(Records contained in a dataset)
* begin *

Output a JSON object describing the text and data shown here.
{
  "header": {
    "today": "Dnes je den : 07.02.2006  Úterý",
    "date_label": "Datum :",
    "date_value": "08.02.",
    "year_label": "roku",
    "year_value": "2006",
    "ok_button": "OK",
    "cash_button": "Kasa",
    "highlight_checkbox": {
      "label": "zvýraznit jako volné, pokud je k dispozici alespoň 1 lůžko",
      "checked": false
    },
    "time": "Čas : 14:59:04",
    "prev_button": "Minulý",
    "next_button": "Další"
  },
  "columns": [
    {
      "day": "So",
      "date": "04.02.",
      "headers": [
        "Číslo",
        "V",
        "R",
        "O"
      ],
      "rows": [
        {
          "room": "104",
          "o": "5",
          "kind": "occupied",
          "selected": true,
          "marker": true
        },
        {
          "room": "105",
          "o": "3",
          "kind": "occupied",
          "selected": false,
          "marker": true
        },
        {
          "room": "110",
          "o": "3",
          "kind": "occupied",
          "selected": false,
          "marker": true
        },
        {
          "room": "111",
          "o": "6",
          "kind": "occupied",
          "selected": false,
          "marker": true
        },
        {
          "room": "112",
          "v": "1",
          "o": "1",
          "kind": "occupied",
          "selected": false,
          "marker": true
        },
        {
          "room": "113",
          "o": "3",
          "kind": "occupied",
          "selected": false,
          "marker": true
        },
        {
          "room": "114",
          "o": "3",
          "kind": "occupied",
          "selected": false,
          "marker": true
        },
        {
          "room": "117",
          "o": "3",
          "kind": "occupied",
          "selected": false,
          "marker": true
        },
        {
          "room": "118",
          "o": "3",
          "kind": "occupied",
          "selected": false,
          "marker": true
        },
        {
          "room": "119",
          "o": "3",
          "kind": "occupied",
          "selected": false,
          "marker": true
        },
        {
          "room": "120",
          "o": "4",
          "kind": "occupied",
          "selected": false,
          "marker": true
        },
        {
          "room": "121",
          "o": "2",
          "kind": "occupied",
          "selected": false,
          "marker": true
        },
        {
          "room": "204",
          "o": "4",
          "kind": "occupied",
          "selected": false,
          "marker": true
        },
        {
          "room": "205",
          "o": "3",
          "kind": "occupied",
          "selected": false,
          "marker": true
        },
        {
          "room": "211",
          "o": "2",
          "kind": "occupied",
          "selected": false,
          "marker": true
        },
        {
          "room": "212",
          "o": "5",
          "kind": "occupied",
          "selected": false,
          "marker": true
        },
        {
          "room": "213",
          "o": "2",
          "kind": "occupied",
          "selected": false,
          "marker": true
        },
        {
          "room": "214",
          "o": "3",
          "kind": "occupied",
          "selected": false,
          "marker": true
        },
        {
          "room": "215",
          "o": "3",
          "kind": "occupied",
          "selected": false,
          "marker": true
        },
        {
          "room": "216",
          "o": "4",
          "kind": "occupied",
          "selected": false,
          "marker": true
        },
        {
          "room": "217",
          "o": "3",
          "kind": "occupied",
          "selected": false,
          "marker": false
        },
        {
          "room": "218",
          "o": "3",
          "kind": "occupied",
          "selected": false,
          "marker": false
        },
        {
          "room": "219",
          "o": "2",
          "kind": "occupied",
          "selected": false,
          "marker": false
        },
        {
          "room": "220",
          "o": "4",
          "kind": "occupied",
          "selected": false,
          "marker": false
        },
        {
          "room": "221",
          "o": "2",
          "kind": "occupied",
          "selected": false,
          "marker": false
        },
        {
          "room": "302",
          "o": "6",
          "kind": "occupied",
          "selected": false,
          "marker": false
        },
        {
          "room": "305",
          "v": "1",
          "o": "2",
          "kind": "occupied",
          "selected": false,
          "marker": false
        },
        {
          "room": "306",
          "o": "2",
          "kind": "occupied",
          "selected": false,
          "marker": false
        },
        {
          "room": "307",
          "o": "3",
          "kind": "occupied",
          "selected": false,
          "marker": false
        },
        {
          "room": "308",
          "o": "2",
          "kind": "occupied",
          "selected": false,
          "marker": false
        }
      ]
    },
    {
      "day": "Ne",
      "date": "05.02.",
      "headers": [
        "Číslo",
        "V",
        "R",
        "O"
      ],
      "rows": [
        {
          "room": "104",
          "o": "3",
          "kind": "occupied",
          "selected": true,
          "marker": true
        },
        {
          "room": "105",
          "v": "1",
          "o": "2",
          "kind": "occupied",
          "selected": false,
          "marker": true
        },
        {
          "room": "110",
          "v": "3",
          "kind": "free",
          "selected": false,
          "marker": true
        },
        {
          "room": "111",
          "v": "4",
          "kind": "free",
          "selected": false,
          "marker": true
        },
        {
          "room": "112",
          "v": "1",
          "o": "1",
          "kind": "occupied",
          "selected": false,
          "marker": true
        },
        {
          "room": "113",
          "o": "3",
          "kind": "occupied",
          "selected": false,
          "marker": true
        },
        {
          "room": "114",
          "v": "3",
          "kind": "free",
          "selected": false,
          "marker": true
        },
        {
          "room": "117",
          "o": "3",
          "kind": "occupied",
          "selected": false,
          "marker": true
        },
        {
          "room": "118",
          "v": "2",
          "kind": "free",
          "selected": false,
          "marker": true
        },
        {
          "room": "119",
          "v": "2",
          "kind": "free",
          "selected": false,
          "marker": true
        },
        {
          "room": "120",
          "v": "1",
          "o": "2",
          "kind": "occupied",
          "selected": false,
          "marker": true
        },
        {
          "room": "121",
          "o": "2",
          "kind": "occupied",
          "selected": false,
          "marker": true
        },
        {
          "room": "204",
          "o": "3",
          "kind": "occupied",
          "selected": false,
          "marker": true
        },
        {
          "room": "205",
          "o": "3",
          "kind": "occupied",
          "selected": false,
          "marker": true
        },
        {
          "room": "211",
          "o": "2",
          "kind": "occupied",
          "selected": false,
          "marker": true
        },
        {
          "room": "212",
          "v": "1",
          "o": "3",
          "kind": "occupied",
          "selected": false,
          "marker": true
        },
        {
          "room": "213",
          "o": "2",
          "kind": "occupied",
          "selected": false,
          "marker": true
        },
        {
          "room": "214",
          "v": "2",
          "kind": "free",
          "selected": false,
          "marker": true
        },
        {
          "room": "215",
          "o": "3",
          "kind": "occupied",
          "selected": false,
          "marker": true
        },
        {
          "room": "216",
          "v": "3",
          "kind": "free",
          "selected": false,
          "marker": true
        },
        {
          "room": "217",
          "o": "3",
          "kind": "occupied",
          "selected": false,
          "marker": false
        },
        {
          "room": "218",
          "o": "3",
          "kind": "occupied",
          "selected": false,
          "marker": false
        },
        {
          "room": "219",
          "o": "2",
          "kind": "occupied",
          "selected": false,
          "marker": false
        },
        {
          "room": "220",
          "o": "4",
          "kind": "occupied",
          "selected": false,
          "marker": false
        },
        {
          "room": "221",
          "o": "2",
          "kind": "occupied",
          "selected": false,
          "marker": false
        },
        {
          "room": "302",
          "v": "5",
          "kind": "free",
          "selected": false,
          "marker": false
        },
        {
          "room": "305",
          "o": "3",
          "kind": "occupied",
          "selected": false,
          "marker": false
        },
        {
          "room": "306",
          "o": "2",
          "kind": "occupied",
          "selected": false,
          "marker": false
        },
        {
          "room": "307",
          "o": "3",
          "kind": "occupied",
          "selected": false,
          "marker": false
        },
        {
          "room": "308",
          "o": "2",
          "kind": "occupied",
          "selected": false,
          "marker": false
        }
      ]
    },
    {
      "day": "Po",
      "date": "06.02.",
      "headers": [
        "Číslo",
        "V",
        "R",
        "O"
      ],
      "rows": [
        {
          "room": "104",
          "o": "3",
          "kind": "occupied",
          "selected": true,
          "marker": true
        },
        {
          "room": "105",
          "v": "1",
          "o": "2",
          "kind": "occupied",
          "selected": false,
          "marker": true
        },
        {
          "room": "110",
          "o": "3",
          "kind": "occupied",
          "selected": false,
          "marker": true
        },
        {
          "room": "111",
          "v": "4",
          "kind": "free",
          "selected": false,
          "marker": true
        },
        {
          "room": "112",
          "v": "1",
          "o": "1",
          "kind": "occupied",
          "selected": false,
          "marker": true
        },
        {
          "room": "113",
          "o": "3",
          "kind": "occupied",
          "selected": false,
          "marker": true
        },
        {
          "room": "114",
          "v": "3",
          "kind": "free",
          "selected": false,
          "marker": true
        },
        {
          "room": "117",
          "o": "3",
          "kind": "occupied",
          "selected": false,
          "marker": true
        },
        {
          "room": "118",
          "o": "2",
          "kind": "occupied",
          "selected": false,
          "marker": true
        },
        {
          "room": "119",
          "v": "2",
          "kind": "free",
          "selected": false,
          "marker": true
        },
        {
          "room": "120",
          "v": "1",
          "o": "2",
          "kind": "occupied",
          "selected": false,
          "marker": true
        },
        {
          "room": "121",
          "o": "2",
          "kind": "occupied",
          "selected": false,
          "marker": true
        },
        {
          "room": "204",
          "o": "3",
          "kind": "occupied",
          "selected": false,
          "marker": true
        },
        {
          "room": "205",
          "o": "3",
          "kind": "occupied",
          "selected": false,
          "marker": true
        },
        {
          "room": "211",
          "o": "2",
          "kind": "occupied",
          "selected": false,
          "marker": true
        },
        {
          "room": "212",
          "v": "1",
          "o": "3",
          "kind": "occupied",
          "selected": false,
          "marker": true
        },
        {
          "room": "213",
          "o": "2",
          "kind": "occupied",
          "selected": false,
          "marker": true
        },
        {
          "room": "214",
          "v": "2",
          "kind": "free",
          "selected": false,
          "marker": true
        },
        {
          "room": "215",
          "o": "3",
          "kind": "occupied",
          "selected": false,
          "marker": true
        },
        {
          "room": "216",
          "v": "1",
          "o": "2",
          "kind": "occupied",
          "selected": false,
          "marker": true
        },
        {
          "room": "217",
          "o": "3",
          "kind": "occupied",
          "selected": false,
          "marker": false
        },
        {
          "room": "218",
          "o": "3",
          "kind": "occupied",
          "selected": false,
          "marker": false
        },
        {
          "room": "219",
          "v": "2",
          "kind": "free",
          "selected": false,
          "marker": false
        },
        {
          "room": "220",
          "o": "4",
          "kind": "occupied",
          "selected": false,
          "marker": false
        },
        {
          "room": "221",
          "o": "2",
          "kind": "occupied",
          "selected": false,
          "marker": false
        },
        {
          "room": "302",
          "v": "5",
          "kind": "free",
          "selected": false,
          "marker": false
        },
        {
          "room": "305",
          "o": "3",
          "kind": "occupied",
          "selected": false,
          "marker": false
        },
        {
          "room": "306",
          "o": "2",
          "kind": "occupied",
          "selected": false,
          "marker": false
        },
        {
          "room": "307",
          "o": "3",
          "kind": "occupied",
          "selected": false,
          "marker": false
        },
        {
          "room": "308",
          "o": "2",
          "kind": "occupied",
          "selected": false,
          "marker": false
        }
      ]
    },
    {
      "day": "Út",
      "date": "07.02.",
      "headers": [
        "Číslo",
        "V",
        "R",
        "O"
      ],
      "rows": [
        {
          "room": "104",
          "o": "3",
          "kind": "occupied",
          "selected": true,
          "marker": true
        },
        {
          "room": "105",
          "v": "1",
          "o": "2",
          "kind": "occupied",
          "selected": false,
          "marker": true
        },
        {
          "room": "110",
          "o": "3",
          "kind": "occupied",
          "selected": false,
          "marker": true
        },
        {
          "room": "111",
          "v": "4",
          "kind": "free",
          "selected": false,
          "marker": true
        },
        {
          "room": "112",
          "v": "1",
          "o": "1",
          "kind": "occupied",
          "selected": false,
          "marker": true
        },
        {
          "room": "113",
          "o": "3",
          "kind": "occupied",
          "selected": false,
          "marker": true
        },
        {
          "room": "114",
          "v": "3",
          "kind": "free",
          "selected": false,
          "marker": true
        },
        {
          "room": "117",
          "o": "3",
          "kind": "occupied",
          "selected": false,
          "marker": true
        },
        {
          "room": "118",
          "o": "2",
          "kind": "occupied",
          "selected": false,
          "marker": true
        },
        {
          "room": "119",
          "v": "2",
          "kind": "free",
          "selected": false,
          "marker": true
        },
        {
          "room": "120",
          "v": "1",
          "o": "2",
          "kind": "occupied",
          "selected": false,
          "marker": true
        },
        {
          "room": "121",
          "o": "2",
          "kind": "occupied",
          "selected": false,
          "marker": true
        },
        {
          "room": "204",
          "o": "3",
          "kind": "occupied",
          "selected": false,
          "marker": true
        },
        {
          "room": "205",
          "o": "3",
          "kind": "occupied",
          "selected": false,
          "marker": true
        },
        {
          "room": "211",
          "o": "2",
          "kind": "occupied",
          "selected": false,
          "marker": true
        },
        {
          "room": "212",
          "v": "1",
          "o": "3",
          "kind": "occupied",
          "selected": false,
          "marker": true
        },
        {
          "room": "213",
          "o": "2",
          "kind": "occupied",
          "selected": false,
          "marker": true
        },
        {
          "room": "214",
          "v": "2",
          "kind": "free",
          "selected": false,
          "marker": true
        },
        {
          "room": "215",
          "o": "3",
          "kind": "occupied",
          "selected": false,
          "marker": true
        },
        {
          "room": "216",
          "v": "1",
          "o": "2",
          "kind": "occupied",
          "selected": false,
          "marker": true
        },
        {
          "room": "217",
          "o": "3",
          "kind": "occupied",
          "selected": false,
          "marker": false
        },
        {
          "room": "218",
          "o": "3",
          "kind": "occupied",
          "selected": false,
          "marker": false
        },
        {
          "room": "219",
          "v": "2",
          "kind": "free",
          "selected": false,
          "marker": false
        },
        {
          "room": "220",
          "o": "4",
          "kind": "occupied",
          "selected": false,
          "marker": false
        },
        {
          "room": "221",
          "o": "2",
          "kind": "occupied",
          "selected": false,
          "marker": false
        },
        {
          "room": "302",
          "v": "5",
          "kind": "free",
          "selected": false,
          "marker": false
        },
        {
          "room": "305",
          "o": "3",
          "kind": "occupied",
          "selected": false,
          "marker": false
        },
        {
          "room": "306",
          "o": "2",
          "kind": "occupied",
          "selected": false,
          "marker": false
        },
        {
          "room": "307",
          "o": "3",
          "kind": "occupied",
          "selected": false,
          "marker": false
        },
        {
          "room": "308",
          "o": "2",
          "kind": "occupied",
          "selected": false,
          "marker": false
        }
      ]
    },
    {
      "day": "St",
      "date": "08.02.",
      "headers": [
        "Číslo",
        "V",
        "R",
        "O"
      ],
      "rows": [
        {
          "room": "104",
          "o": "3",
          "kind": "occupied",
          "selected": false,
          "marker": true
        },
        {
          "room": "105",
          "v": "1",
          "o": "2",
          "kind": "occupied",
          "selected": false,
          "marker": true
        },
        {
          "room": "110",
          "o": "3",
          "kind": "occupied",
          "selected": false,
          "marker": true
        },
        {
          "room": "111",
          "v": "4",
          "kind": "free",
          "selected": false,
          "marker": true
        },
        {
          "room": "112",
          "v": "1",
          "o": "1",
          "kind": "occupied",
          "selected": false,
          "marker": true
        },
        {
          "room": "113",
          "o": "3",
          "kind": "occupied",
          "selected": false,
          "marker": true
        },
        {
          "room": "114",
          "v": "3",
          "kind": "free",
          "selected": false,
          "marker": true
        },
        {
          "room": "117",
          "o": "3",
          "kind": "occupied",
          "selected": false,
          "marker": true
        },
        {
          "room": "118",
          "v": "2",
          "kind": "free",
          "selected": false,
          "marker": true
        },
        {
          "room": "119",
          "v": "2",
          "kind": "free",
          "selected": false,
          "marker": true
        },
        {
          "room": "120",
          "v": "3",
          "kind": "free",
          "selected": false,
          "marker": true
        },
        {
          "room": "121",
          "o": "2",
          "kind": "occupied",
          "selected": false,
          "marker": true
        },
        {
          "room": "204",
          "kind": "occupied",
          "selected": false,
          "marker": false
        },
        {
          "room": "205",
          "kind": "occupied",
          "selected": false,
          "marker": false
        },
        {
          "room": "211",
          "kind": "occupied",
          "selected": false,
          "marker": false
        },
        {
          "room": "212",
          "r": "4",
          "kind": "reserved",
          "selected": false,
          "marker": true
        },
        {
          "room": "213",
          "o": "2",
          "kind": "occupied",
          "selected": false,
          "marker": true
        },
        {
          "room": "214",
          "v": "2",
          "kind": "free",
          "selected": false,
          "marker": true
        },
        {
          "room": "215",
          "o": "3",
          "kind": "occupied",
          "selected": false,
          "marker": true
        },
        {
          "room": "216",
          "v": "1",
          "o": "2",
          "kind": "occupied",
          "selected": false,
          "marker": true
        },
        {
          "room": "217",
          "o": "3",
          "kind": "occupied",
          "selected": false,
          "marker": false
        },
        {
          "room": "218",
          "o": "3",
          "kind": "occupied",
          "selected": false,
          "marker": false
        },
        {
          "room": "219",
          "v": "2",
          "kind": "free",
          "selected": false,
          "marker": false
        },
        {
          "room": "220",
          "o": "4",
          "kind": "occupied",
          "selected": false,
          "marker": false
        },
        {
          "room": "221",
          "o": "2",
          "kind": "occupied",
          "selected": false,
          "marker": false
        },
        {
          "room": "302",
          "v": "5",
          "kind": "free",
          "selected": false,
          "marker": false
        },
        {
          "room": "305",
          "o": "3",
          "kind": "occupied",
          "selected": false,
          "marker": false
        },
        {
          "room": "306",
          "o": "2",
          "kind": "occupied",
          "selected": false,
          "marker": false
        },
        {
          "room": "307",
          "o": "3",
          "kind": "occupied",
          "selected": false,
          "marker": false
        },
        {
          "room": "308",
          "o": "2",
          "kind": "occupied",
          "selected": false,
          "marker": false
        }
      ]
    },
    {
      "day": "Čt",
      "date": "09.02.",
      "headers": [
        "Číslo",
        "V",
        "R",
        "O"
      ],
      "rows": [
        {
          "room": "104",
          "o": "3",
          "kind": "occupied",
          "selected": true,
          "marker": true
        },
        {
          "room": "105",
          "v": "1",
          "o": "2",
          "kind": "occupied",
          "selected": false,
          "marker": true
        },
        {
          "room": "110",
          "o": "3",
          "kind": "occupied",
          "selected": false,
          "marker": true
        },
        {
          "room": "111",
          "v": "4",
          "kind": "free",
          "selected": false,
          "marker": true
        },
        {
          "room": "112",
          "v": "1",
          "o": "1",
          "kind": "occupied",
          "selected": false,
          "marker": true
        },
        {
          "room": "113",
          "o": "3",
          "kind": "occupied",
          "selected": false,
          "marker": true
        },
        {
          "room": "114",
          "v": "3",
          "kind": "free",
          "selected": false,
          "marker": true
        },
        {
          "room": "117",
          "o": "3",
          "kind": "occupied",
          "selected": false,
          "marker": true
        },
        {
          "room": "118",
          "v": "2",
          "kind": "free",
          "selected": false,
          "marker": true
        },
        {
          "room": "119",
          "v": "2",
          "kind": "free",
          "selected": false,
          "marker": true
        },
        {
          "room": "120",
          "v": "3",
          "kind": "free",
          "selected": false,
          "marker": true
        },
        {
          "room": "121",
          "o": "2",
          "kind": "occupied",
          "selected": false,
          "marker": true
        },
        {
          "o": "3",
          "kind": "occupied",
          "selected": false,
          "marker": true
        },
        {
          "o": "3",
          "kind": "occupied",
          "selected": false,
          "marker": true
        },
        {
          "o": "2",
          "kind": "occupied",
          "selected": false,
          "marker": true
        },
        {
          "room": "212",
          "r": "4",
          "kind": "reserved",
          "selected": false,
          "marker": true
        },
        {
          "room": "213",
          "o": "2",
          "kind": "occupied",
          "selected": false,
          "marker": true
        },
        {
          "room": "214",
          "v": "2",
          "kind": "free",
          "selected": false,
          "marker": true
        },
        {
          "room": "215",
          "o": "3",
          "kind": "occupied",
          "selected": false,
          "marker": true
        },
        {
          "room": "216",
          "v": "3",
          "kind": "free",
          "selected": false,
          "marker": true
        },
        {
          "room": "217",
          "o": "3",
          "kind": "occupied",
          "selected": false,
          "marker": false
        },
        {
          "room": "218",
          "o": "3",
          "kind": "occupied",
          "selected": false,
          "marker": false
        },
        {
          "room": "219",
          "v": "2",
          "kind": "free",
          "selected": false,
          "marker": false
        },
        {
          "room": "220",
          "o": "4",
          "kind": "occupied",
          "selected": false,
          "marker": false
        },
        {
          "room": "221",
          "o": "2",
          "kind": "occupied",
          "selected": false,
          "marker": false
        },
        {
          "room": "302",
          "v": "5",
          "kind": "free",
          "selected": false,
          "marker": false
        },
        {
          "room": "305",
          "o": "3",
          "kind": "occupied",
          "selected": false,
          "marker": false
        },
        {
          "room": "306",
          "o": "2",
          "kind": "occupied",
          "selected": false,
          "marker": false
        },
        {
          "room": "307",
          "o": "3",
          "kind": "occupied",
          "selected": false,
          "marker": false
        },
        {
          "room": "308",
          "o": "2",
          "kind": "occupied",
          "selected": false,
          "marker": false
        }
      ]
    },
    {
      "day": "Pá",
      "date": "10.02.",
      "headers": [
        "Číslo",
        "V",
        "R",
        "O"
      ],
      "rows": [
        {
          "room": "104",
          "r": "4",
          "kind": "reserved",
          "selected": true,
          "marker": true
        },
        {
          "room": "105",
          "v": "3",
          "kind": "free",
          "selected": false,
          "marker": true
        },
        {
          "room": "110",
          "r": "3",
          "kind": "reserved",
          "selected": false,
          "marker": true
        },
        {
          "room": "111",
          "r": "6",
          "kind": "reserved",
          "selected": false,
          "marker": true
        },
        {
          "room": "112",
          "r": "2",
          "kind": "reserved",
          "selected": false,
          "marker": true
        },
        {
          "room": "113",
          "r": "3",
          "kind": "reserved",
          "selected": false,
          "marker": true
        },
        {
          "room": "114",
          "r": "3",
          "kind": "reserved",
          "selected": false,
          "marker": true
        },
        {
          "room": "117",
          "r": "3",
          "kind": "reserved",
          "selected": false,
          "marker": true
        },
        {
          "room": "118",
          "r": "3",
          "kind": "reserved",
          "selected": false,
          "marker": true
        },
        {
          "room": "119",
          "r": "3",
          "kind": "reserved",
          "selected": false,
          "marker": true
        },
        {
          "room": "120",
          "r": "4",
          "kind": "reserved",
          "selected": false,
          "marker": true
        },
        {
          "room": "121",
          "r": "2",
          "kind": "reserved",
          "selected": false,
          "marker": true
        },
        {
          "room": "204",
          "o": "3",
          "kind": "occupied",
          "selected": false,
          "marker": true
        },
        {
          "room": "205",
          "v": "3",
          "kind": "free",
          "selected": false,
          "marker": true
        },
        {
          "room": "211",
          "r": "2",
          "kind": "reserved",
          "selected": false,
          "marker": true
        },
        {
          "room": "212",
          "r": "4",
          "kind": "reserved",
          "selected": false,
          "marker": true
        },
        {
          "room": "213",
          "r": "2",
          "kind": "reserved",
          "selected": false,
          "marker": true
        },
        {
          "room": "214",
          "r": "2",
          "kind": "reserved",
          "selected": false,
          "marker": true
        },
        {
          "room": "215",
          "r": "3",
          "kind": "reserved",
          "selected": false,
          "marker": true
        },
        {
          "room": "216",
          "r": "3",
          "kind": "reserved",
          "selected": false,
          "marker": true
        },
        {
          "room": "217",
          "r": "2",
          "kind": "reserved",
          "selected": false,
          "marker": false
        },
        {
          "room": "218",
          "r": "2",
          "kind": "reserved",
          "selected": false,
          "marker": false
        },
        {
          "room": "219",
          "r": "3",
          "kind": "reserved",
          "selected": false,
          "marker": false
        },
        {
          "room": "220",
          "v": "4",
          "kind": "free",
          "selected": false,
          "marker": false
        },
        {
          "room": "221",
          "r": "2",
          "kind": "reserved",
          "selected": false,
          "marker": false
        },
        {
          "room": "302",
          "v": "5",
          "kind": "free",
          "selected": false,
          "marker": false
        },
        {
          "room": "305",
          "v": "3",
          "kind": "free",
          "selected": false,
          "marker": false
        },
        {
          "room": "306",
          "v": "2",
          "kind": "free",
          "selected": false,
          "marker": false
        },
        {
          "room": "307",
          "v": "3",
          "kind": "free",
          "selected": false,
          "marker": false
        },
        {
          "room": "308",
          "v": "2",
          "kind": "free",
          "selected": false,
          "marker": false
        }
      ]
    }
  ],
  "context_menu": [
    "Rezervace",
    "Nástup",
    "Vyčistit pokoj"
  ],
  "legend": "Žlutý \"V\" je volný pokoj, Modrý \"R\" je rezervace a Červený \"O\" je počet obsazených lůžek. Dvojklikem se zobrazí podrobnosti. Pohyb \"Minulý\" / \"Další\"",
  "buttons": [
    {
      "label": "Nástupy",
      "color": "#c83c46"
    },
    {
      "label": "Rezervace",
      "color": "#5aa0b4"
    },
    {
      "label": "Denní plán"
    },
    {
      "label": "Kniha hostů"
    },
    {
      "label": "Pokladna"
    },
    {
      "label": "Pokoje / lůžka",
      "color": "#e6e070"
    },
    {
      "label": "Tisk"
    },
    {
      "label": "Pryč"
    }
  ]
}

* end *

* **Task instructions**: Return each line with "color".

* **Result of this task**:
      "color": "#c83c46"
      "color": "#5aa0b4"
      "color": "#e6e070"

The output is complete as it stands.